Task description —
Report how many lines of the entries below contain the word "false", and nothing more.

Data to use —
————

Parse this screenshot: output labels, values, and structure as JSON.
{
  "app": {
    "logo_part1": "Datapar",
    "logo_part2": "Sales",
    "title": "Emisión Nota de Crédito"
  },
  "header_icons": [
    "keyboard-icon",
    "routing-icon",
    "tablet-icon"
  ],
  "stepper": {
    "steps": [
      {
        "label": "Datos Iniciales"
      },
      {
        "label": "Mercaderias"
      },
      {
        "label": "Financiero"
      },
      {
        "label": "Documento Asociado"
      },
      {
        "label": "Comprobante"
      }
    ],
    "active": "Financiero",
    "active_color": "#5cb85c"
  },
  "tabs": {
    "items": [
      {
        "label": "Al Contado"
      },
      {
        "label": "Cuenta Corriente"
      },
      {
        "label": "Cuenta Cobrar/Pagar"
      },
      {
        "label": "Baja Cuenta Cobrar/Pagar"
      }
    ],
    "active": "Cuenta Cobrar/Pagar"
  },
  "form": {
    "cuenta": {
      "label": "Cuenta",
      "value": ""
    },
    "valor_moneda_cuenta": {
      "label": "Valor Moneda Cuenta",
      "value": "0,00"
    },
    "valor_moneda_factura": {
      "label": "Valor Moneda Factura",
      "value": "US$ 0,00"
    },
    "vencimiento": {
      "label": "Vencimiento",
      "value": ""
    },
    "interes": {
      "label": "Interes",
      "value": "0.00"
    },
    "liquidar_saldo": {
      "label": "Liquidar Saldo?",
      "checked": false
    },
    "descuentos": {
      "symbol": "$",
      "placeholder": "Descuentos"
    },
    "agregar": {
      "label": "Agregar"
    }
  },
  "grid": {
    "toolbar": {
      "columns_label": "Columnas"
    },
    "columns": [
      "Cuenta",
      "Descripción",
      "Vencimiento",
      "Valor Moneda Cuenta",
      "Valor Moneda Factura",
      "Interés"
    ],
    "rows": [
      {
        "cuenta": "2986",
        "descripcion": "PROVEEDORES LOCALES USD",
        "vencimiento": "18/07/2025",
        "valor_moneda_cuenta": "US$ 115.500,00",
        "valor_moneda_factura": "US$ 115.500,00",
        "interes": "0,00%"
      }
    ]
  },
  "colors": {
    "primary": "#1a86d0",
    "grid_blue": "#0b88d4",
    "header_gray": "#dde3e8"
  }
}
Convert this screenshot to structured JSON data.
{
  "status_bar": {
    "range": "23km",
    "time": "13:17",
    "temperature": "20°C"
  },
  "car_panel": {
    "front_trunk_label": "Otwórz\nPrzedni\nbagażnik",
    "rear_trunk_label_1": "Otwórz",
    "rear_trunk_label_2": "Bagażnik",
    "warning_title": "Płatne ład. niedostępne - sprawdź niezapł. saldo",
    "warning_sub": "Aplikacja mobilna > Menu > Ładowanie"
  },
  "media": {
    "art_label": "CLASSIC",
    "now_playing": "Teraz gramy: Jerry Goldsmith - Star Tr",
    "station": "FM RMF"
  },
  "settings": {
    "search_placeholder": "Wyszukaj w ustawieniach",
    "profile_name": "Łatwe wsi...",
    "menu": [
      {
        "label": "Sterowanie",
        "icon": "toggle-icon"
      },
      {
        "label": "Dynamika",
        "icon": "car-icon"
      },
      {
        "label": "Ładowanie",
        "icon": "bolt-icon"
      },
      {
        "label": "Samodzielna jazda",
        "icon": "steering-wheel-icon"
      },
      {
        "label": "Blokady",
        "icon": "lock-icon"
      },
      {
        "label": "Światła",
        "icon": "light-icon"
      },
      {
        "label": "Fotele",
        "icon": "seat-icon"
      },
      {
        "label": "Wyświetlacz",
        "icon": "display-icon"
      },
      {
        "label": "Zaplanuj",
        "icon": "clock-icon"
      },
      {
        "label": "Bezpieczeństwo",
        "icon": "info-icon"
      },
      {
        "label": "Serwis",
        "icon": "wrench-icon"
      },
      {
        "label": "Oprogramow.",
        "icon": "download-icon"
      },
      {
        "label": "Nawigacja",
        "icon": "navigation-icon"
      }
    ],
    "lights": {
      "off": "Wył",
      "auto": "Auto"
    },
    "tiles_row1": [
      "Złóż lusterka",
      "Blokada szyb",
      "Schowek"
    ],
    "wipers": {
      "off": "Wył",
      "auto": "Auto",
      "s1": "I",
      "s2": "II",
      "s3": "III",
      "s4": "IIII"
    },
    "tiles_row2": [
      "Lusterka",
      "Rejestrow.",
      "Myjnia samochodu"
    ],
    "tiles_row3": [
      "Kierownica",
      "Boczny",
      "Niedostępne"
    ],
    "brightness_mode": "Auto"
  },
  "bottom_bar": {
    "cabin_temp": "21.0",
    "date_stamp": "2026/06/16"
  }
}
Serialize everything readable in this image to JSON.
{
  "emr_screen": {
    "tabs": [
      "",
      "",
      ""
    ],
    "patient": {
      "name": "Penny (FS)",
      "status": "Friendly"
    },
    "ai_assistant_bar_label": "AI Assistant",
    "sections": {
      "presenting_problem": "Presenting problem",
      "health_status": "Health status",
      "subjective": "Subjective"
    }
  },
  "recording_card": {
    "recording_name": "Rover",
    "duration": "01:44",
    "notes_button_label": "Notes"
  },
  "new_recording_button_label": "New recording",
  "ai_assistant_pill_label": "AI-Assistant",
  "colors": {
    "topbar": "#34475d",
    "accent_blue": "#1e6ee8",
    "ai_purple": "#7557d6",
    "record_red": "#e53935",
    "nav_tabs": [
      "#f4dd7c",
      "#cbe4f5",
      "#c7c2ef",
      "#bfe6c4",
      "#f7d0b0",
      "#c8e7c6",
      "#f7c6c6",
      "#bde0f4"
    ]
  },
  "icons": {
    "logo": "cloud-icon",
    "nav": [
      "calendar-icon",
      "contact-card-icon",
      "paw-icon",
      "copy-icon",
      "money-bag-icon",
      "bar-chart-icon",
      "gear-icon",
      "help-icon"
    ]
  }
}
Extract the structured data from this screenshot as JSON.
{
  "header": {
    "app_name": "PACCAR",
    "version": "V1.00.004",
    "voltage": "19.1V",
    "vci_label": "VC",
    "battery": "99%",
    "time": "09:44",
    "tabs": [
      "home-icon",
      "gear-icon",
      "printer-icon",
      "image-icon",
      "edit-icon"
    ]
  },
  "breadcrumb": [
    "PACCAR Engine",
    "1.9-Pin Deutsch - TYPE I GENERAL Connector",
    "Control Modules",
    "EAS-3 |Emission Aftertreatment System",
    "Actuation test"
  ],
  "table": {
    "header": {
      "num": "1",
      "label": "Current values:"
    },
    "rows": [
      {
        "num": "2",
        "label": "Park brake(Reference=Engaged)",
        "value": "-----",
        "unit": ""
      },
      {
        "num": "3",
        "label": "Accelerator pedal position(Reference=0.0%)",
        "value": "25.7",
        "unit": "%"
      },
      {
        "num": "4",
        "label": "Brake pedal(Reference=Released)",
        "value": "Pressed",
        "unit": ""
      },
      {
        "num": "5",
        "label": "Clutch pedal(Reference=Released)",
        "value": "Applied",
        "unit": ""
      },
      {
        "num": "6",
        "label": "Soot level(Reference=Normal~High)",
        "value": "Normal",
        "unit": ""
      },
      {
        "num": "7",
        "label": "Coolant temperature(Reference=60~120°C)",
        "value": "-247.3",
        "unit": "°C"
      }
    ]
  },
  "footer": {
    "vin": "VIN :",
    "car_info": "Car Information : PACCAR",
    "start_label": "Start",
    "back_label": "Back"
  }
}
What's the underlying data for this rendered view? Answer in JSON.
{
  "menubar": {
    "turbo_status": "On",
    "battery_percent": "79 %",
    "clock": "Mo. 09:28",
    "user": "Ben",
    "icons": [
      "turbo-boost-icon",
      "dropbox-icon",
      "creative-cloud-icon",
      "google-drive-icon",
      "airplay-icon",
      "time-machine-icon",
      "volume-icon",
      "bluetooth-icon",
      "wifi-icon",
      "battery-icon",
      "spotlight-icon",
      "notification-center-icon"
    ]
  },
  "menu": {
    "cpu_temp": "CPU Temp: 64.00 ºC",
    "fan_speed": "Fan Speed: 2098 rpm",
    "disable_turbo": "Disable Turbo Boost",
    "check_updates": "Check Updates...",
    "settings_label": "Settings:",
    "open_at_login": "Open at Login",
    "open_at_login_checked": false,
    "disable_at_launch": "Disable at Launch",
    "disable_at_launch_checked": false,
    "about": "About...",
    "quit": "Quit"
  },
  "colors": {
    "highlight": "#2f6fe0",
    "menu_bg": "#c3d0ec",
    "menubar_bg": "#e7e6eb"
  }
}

————

Exercise response —
3